- MATERIAL FOR THE TASK
-=-=-

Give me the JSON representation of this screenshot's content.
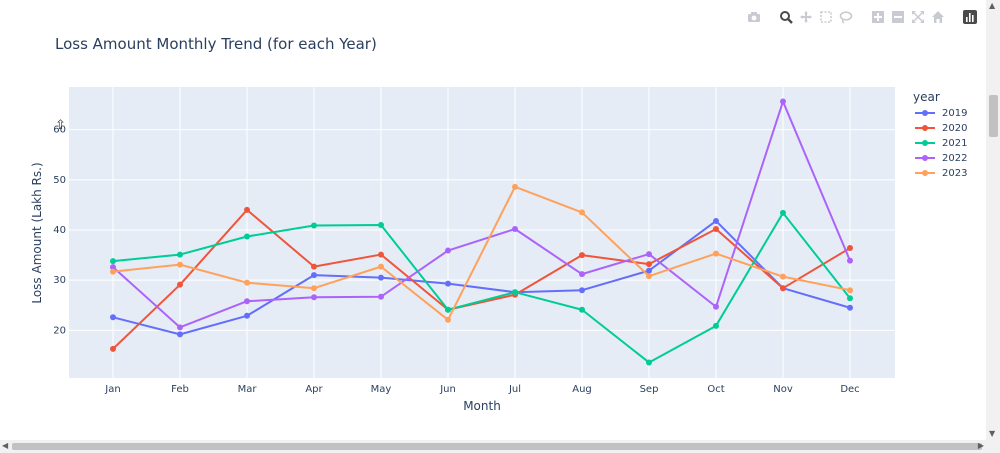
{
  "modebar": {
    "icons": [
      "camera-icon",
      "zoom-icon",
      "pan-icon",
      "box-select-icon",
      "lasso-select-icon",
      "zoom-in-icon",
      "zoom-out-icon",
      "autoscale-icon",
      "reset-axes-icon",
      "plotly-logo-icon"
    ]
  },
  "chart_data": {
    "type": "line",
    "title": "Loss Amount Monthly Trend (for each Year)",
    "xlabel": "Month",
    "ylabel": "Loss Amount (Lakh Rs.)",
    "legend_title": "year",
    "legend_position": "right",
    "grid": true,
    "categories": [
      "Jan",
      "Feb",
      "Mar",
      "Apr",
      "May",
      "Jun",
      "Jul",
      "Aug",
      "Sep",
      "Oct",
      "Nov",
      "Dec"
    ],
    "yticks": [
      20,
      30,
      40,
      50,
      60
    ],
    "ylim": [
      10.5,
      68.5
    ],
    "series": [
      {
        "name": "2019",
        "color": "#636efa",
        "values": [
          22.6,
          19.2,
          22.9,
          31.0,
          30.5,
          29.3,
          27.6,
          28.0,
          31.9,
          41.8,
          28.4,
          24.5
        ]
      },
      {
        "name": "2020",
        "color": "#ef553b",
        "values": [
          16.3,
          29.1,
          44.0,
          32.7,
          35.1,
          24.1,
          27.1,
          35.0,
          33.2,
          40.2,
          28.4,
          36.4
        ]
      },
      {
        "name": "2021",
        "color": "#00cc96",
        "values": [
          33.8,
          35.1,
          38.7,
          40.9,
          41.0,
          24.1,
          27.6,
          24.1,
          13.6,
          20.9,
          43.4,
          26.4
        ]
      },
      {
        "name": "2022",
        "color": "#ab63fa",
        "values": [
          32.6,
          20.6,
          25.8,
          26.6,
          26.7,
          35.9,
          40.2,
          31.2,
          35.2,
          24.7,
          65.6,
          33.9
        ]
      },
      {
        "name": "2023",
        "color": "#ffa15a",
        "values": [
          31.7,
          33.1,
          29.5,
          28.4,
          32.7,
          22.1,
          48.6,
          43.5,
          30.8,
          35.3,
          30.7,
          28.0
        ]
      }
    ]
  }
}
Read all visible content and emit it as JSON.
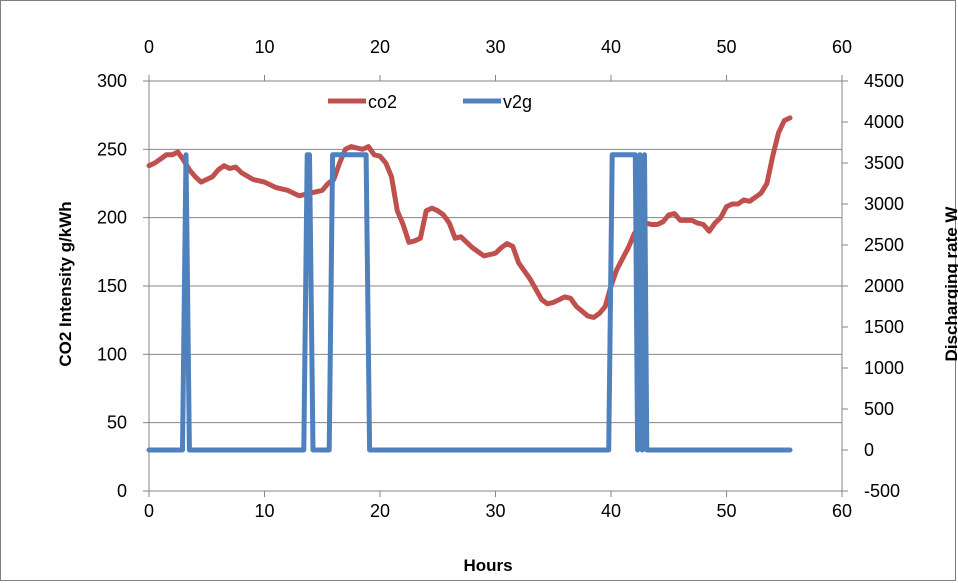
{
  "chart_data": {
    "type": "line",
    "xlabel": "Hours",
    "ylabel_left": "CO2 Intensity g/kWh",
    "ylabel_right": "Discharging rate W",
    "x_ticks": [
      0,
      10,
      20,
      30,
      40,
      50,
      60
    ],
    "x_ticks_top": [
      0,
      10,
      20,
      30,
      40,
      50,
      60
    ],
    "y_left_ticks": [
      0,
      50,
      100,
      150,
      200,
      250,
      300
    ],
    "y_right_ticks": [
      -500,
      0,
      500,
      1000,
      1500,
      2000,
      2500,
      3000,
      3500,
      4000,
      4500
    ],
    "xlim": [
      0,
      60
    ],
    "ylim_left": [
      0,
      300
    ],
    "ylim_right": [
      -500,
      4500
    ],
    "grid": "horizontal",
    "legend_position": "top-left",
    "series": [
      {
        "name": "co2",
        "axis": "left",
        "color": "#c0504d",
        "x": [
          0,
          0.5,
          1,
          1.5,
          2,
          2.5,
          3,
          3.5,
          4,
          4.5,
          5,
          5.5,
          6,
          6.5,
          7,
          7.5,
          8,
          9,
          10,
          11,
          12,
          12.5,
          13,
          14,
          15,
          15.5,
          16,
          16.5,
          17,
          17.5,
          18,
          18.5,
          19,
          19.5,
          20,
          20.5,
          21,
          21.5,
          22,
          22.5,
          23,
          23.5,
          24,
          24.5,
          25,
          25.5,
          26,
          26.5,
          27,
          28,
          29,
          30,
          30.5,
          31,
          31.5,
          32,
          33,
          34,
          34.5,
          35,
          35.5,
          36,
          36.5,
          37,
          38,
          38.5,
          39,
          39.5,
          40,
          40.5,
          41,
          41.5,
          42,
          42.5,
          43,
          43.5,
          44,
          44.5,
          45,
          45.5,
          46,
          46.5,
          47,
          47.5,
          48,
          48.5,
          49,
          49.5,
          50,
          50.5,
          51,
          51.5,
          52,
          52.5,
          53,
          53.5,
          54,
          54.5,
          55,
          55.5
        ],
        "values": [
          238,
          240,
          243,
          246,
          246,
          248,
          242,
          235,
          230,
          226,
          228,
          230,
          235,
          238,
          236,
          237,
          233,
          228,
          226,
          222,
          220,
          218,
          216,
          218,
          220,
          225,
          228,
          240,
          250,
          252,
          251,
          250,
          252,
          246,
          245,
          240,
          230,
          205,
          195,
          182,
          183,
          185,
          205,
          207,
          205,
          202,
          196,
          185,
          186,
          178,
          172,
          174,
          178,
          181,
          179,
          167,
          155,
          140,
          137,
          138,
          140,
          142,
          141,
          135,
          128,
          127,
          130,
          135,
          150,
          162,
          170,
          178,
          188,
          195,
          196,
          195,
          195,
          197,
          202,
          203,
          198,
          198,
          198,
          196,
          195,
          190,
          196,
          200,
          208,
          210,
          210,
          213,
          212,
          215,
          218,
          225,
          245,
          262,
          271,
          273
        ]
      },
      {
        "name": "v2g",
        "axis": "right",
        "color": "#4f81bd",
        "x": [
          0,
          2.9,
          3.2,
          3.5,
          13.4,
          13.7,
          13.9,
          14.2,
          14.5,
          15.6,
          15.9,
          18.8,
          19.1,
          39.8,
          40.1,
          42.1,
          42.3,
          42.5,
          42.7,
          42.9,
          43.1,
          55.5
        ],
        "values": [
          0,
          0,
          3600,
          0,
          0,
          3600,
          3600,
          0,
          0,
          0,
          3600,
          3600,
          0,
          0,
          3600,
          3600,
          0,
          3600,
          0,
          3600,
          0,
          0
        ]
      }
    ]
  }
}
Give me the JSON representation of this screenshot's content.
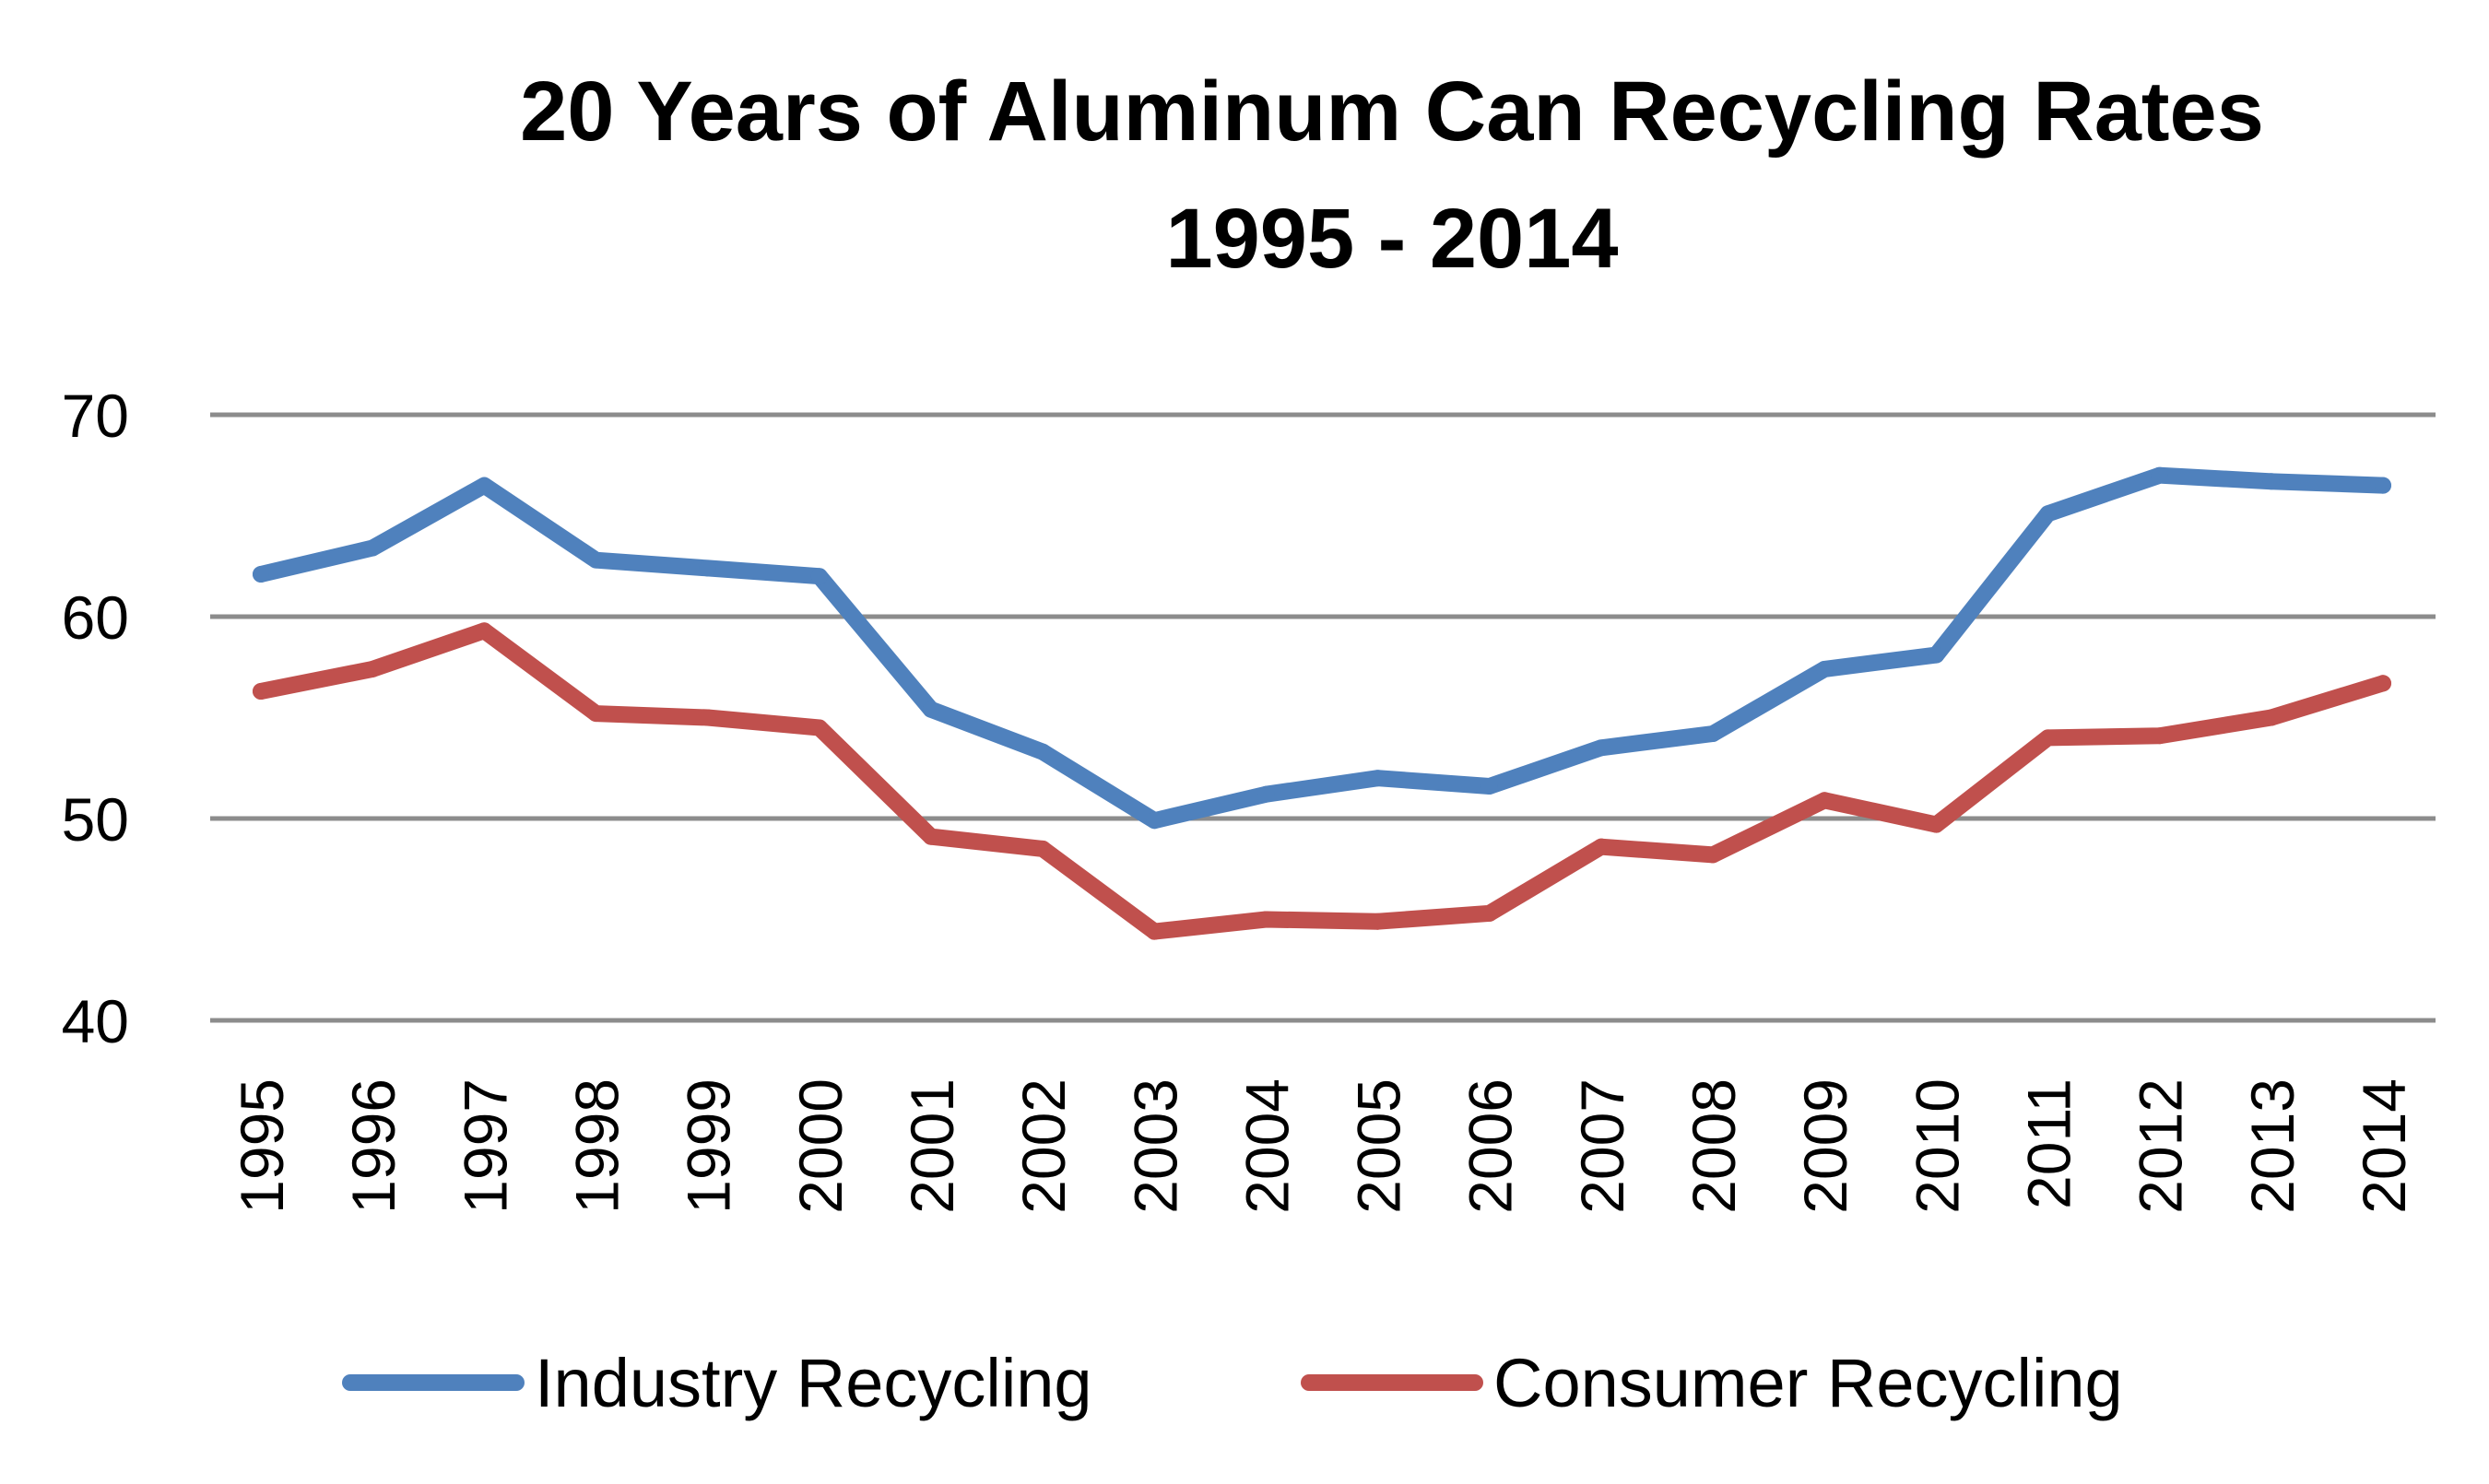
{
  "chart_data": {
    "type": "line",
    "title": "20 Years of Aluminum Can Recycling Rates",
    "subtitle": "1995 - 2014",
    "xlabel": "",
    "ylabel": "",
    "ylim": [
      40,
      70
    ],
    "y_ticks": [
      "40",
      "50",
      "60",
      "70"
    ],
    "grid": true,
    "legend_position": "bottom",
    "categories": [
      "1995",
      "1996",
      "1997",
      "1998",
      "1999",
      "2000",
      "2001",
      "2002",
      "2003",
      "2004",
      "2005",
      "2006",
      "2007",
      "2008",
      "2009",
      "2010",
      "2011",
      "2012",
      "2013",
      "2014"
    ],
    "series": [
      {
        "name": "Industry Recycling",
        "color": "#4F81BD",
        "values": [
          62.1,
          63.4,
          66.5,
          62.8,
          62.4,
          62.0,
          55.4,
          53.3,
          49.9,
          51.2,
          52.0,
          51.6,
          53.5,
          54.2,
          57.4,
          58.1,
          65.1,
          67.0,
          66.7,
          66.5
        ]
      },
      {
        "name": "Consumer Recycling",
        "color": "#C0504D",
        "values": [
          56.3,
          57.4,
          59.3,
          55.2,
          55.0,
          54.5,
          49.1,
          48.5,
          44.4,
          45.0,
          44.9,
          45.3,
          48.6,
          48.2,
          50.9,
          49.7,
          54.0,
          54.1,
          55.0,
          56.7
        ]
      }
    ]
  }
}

-=-=-

- INSTRUCTION
Give the data above again in full and unchanged, skipping the pictures.

- THE REPLY
Give me the JSON representation of this screenshot's content.
{
  "modebar": {
    "icons": [
      "camera-icon",
      "zoom-icon",
      "pan-icon",
      "box-select-icon",
      "lasso-select-icon",
      "zoom-in-icon",
      "zoom-out-icon",
      "autoscale-icon",
      "reset-axes-icon",
      "plotly-logo-icon"
    ]
  },
  "chart_data": {
    "type": "line",
    "title": "Loss Amount Monthly Trend (for each Year)",
    "xlabel": "Month",
    "ylabel": "Loss Amount (Lakh Rs.)",
    "legend_title": "year",
    "legend_position": "right",
    "grid": true,
    "categories": [
      "Jan",
      "Feb",
      "Mar",
      "Apr",
      "May",
      "Jun",
      "Jul",
      "Aug",
      "Sep",
      "Oct",
      "Nov",
      "Dec"
    ],
    "yticks": [
      20,
      30,
      40,
      50,
      60
    ],
    "ylim": [
      10.5,
      68.5
    ],
    "series": [
      {
        "name": "2019",
        "color": "#636efa",
        "values": [
          22.6,
          19.2,
          22.9,
          31.0,
          30.5,
          29.3,
          27.6,
          28.0,
          31.9,
          41.8,
          28.4,
          24.5
        ]
      },
      {
        "name": "2020",
        "color": "#ef553b",
        "values": [
          16.3,
          29.1,
          44.0,
          32.7,
          35.1,
          24.1,
          27.1,
          35.0,
          33.2,
          40.2,
          28.4,
          36.4
        ]
      },
      {
        "name": "2021",
        "color": "#00cc96",
        "values": [
          33.8,
          35.1,
          38.7,
          40.9,
          41.0,
          24.1,
          27.6,
          24.1,
          13.6,
          20.9,
          43.4,
          26.4
        ]
      },
      {
        "name": "2022",
        "color": "#ab63fa",
        "values": [
          32.6,
          20.6,
          25.8,
          26.6,
          26.7,
          35.9,
          40.2,
          31.2,
          35.2,
          24.7,
          65.6,
          33.9
        ]
      },
      {
        "name": "2023",
        "color": "#ffa15a",
        "values": [
          31.7,
          33.1,
          29.5,
          28.4,
          32.7,
          22.1,
          48.6,
          43.5,
          30.8,
          35.3,
          30.7,
          28.0
        ]
      }
    ]
  }
}
Read all visible content and emit it as JSON.
{
  "chart_data": {
    "type": "line",
    "xlabel": "Hours",
    "ylabel_left": "CO2 Intensity g/kWh",
    "ylabel_right": "Discharging rate W",
    "x_ticks": [
      0,
      10,
      20,
      30,
      40,
      50,
      60
    ],
    "x_ticks_top": [
      0,
      10,
      20,
      30,
      40,
      50,
      60
    ],
    "y_left_ticks": [
      0,
      50,
      100,
      150,
      200,
      250,
      300
    ],
    "y_right_ticks": [
      -500,
      0,
      500,
      1000,
      1500,
      2000,
      2500,
      3000,
      3500,
      4000,
      4500
    ],
    "xlim": [
      0,
      60
    ],
    "ylim_left": [
      0,
      300
    ],
    "ylim_right": [
      -500,
      4500
    ],
    "grid": "horizontal",
    "legend_position": "top-left",
    "series": [
      {
        "name": "co2",
        "axis": "left",
        "color": "#c0504d",
        "x": [
          0,
          0.5,
          1,
          1.5,
          2,
          2.5,
          3,
          3.5,
          4,
          4.5,
          5,
          5.5,
          6,
          6.5,
          7,
          7.5,
          8,
          9,
          10,
          11,
          12,
          12.5,
          13,
          14,
          15,
          15.5,
          16,
          16.5,
          17,
          17.5,
          18,
          18.5,
          19,
          19.5,
          20,
          20.5,
          21,
          21.5,
          22,
          22.5,
          23,
          23.5,
          24,
          24.5,
          25,
          25.5,
          26,
          26.5,
          27,
          28,
          29,
          30,
          30.5,
          31,
          31.5,
          32,
          33,
          34,
          34.5,
          35,
          35.5,
          36,
          36.5,
          37,
          38,
          38.5,
          39,
          39.5,
          40,
          40.5,
          41,
          41.5,
          42,
          42.5,
          43,
          43.5,
          44,
          44.5,
          45,
          45.5,
          46,
          46.5,
          47,
          47.5,
          48,
          48.5,
          49,
          49.5,
          50,
          50.5,
          51,
          51.5,
          52,
          52.5,
          53,
          53.5,
          54,
          54.5,
          55,
          55.5
        ],
        "values": [
          238,
          240,
          243,
          246,
          246,
          248,
          242,
          235,
          230,
          226,
          228,
          230,
          235,
          238,
          236,
          237,
          233,
          228,
          226,
          222,
          220,
          218,
          216,
          218,
          220,
          225,
          228,
          240,
          250,
          252,
          251,
          250,
          252,
          246,
          245,
          240,
          230,
          205,
          195,
          182,
          183,
          185,
          205,
          207,
          205,
          202,
          196,
          185,
          186,
          178,
          172,
          174,
          178,
          181,
          179,
          167,
          155,
          140,
          137,
          138,
          140,
          142,
          141,
          135,
          128,
          127,
          130,
          135,
          150,
          162,
          170,
          178,
          188,
          195,
          196,
          195,
          195,
          197,
          202,
          203,
          198,
          198,
          198,
          196,
          195,
          190,
          196,
          200,
          208,
          210,
          210,
          213,
          212,
          215,
          218,
          225,
          245,
          262,
          271,
          273
        ]
      },
      {
        "name": "v2g",
        "axis": "right",
        "color": "#4f81bd",
        "x": [
          0,
          2.9,
          3.2,
          3.5,
          13.4,
          13.7,
          13.9,
          14.2,
          14.5,
          15.6,
          15.9,
          18.8,
          19.1,
          39.8,
          40.1,
          42.1,
          42.3,
          42.5,
          42.7,
          42.9,
          43.1,
          55.5
        ],
        "values": [
          0,
          0,
          3600,
          0,
          0,
          3600,
          3600,
          0,
          0,
          0,
          3600,
          3600,
          0,
          0,
          3600,
          3600,
          0,
          3600,
          0,
          3600,
          0,
          0
        ]
      }
    ]
  }
}
Give me the JSON representation of this screenshot's content.
{
  "chart_data": {
    "type": "line",
    "title": "20 Years of Aluminum Can Recycling Rates",
    "subtitle": "1995 - 2014",
    "xlabel": "",
    "ylabel": "",
    "ylim": [
      40,
      70
    ],
    "y_ticks": [
      "40",
      "50",
      "60",
      "70"
    ],
    "grid": true,
    "legend_position": "bottom",
    "categories": [
      "1995",
      "1996",
      "1997",
      "1998",
      "1999",
      "2000",
      "2001",
      "2002",
      "2003",
      "2004",
      "2005",
      "2006",
      "2007",
      "2008",
      "2009",
      "2010",
      "2011",
      "2012",
      "2013",
      "2014"
    ],
    "series": [
      {
        "name": "Industry Recycling",
        "color": "#4F81BD",
        "values": [
          62.1,
          63.4,
          66.5,
          62.8,
          62.4,
          62.0,
          55.4,
          53.3,
          49.9,
          51.2,
          52.0,
          51.6,
          53.5,
          54.2,
          57.4,
          58.1,
          65.1,
          67.0,
          66.7,
          66.5
        ]
      },
      {
        "name": "Consumer Recycling",
        "color": "#C0504D",
        "values": [
          56.3,
          57.4,
          59.3,
          55.2,
          55.0,
          54.5,
          49.1,
          48.5,
          44.4,
          45.0,
          44.9,
          45.3,
          48.6,
          48.2,
          50.9,
          49.7,
          54.0,
          54.1,
          55.0,
          56.7
        ]
      }
    ]
  }
}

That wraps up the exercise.